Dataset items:
^^^^^^^^^^^^^^^^

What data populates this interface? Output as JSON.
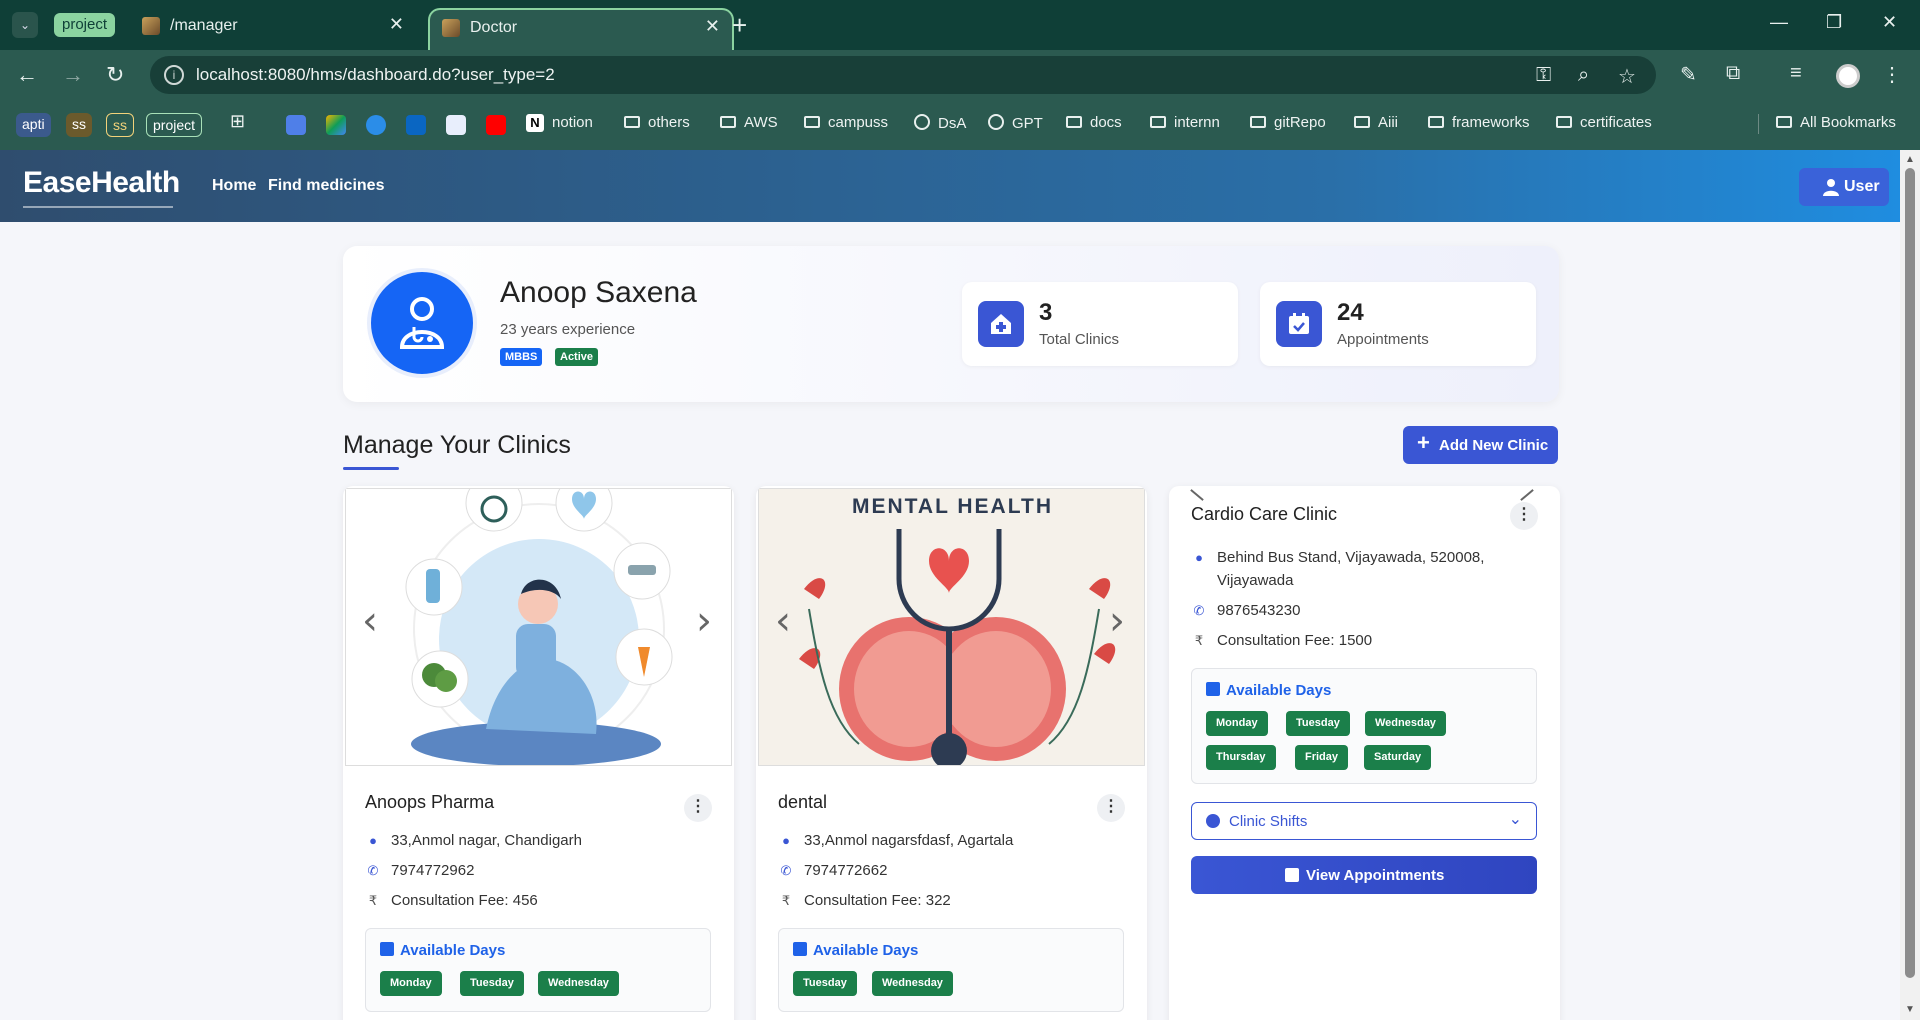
{
  "browser": {
    "tab_group_label": "project",
    "tabs": [
      {
        "title": "/manager"
      },
      {
        "title": "Doctor"
      }
    ],
    "url": "localhost:8080/hms/dashboard.do?user_type=2",
    "bookmarks": {
      "chips": [
        "apti",
        "ss",
        "ss",
        "project"
      ],
      "items": [
        "notion",
        "others",
        "AWS",
        "campuss",
        "DsA",
        "GPT",
        "docs",
        "internn",
        "gitRepo",
        "Aiii",
        "frameworks",
        "certificates"
      ],
      "all_label": "All Bookmarks"
    }
  },
  "app": {
    "logo": "EaseHealth",
    "nav": [
      "Home",
      "Find medicines"
    ],
    "user_label": "User"
  },
  "doctor": {
    "name": "Anoop Saxena",
    "experience": "23 years experience",
    "badges": [
      "MBBS",
      "Active"
    ],
    "stats": {
      "clinics_value": "3",
      "clinics_label": "Total Clinics",
      "appointments_value": "24",
      "appointments_label": "Appointments"
    }
  },
  "section": {
    "title": "Manage Your Clinics",
    "add_button": "Add New Clinic"
  },
  "clinics": [
    {
      "name": "Anoops Pharma",
      "address": "33,Anmol nagar, Chandigarh",
      "phone": "7974772962",
      "fee": "Consultation Fee: 456",
      "days_title": "Available Days",
      "days": [
        "Monday",
        "Tuesday",
        "Wednesday"
      ]
    },
    {
      "name": "dental",
      "image_title": "MENTAL HEALTH",
      "address": "33,Anmol nagarsfdasf, Agartala",
      "phone": "7974772662",
      "fee": "Consultation Fee: 322",
      "days_title": "Available Days",
      "days": [
        "Tuesday",
        "Wednesday"
      ]
    },
    {
      "name": "Cardio Care Clinic",
      "address_line1": "Behind Bus Stand, Vijayawada, 520008,",
      "address_line2": "Vijayawada",
      "phone": "9876543230",
      "fee": "Consultation Fee: 1500",
      "days_title": "Available Days",
      "days": [
        "Monday",
        "Tuesday",
        "Wednesday",
        "Thursday",
        "Friday",
        "Saturday"
      ],
      "shifts_label": "Clinic Shifts",
      "view_button": "View Appointments"
    }
  ],
  "colors": {
    "primary": "#3a56d4",
    "day_pill": "#1b7f4a",
    "avatar": "#1565f5"
  }
}
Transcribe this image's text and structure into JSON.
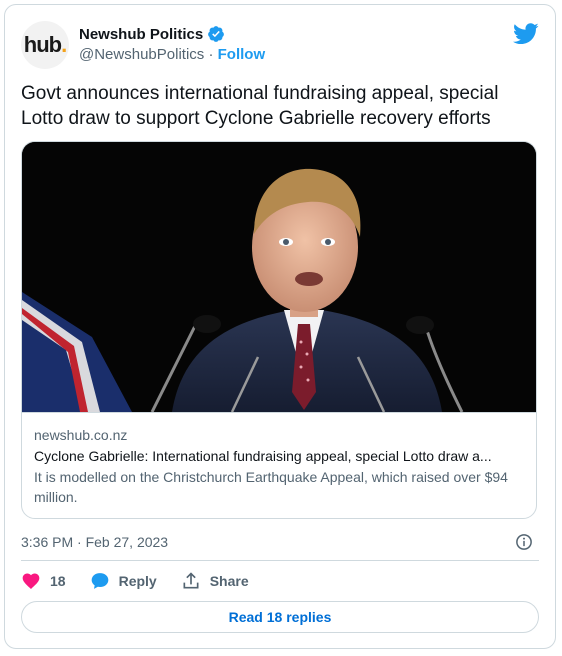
{
  "author": {
    "avatar_text": "hub",
    "avatar_dot": ".",
    "display_name": "Newshub Politics",
    "handle": "@NewshubPolitics",
    "separator": " · ",
    "follow_label": "Follow"
  },
  "tweet": {
    "text": "Govt announces international fundraising appeal, special Lotto draw to support Cyclone Gabrielle recovery efforts",
    "timestamp": "3:36 PM · Feb 27, 2023"
  },
  "card": {
    "domain": "newshub.co.nz",
    "title": "Cyclone Gabrielle: International fundraising appeal, special Lotto draw a...",
    "description": "It is modelled on the Christchurch Earthquake Appeal, which raised over $94 million."
  },
  "actions": {
    "like_count": "18",
    "reply_label": "Reply",
    "share_label": "Share"
  },
  "replies_button_label": "Read 18 replies",
  "icons": {
    "verified": "verified-badge-icon",
    "twitter": "twitter-bird-icon",
    "info": "info-icon",
    "like": "heart-icon",
    "reply": "speech-bubble-icon",
    "share": "share-icon"
  },
  "colors": {
    "brand_blue": "#1d9bf0",
    "like_pink": "#f91880",
    "text_secondary": "#536471",
    "border": "#cfd9de"
  }
}
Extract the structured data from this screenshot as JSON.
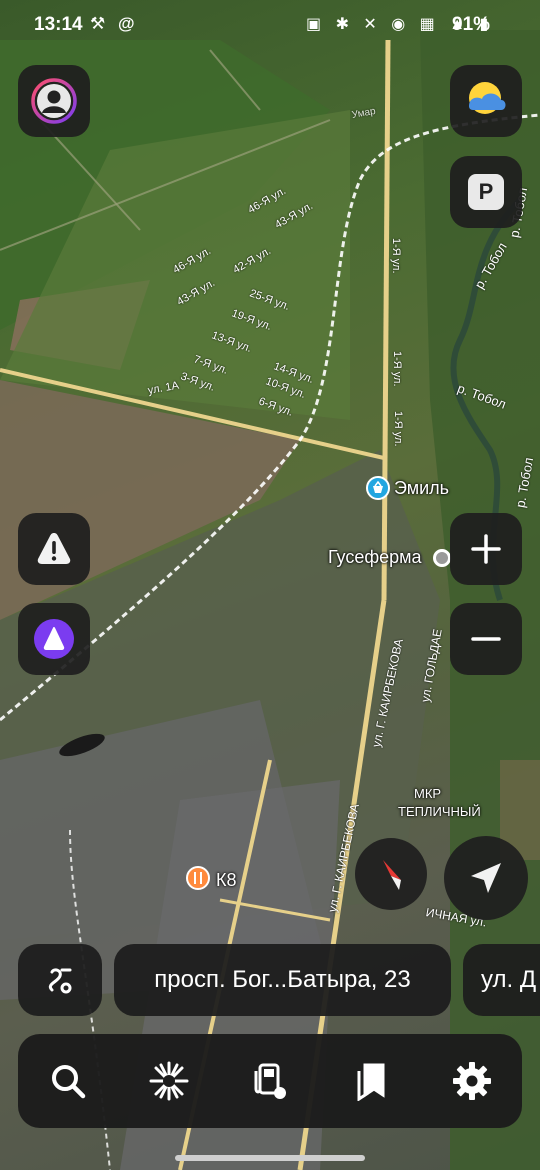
{
  "status_bar": {
    "time": "13:14",
    "left_icons": "⚒ @",
    "right_icons": "▣ ✱ ✕ ◉ ▦ ▲ ▮",
    "battery": "91%"
  },
  "map": {
    "places": {
      "emil": "Эмиль",
      "guseferma": "Гусеферма",
      "mkr_line1": "МКР",
      "mkr_line2": "ТЕПЛИЧНЫЙ",
      "k8": "К8"
    },
    "streets": {
      "s46a": "46-Я ул.",
      "s43a": "43-Я ул.",
      "s46b": "46-Я ул.",
      "s42": "42-Я ул.",
      "s43b": "43-Я ул.",
      "s25": "25-Я ул.",
      "s19": "19-Я ул.",
      "s13": "13-Я ул.",
      "s14": "14-Я ул.",
      "s7": "7-Я ул.",
      "s10": "10-Я ул.",
      "s3": "3-Я ул.",
      "s6": "6-Я ул.",
      "s1a": "ул. 1А",
      "s1_1": "1-Я ул.",
      "s1_2": "1-Я ул.",
      "s1_3": "1-Я ул.",
      "kairbekova1": "ул. Г. КАИРБЕКОВА",
      "kairbekova2": "ул. Г. КАИРБЕКОВА",
      "golda": "ул. ГОЛЬДАЕ",
      "tobol1": "р. Тобол",
      "tobol2": "р. Тобол",
      "tobol3": "р. Тобол",
      "tobol4": "р. Тобол",
      "ichnaya": "ИЧНАЯ ул.",
      "umar": "Умар"
    }
  },
  "address_bar": {
    "current": "просп. Бог...Батыра, 23",
    "next": "ул. Д"
  },
  "colors": {
    "accent_purple": "#7b3cf0",
    "nav_red": "#e53935",
    "road": "#e6d08a"
  },
  "icons": {
    "profile": "profile-avatar-icon",
    "weather": "weather-icon",
    "parking": "P"
  }
}
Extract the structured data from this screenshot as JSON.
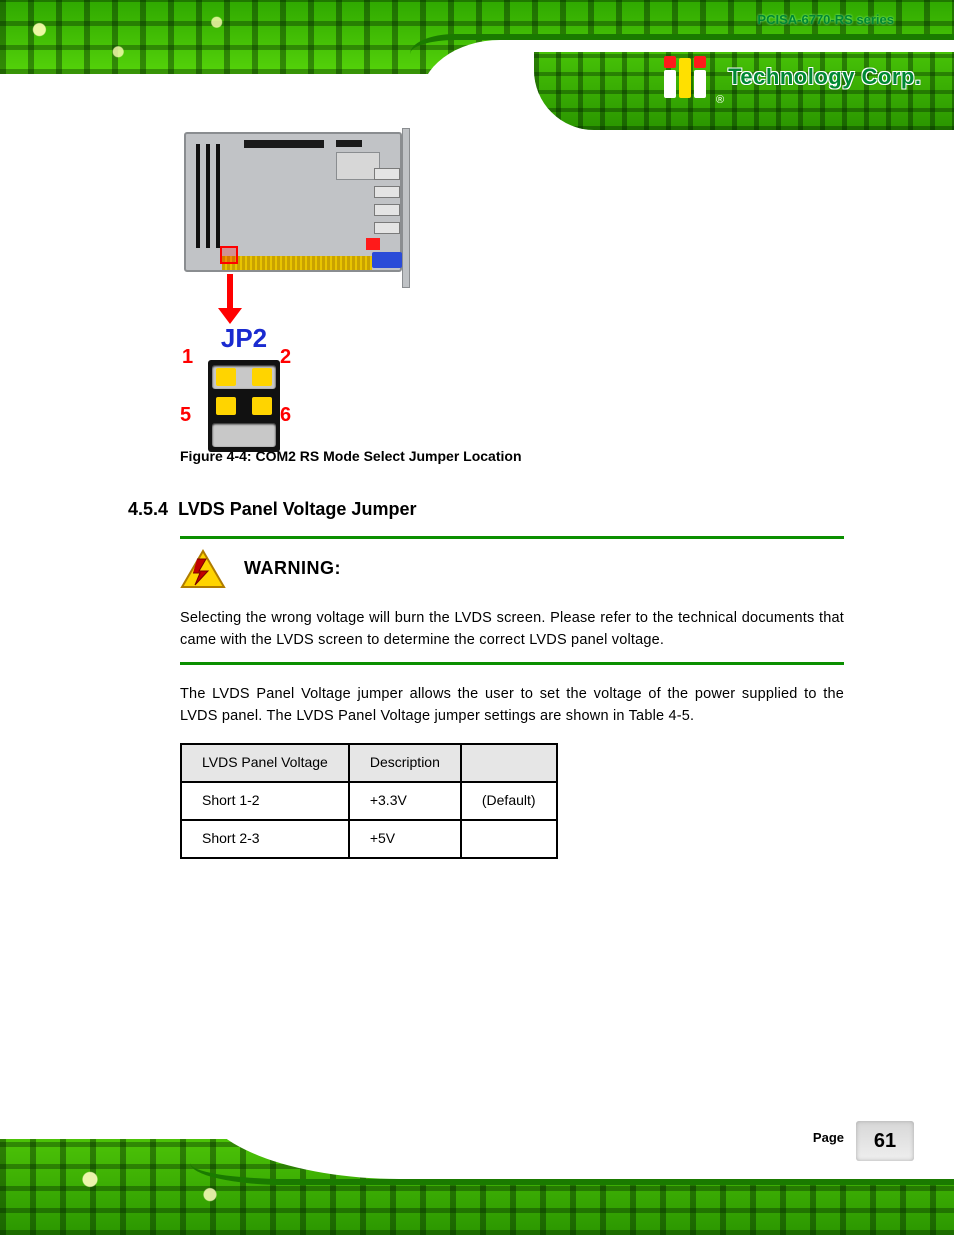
{
  "doc_title": "PCISA-6770-RS series",
  "brand": {
    "reg": "®",
    "name": "Technology Corp."
  },
  "figure": {
    "jumper_label": "JP2",
    "pins": {
      "n1": "1",
      "n2": "2",
      "n5": "5",
      "n6": "6"
    },
    "caption": "Figure 4-4: COM2 RS Mode Select Jumper Location"
  },
  "section": {
    "number": "4.5.4",
    "title": "LVDS Panel Voltage Jumper"
  },
  "warning": {
    "title": "WARNING:",
    "body": "Selecting the wrong voltage will burn the LVDS screen. Please refer to the technical documents that came with the LVDS screen to determine the correct LVDS panel voltage."
  },
  "paragraph": "The LVDS Panel Voltage jumper allows the user to set the voltage of the power supplied to the LVDS panel. The LVDS Panel Voltage jumper settings are shown in Table 4-5.",
  "table": {
    "headers": [
      "LVDS Panel Voltage",
      "Description",
      ""
    ],
    "rows": [
      [
        "Short 1-2",
        "+3.3V",
        "(Default)"
      ],
      [
        "Short 2-3",
        "+5V",
        ""
      ]
    ]
  },
  "footer": {
    "page_label": "Page",
    "page_number": "61"
  }
}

^^^^^^^^^^^^^^^^

### The problem
Extract each line from the listing that holds the word "Lotto".

### Task answer
    "text": "Govt announces international fundraising appeal, special Lotto draw to support Cyclone Gabrielle recovery efforts",
    "title": "Cyclone Gabrielle: International fundraising appeal, special Lotto draw a...",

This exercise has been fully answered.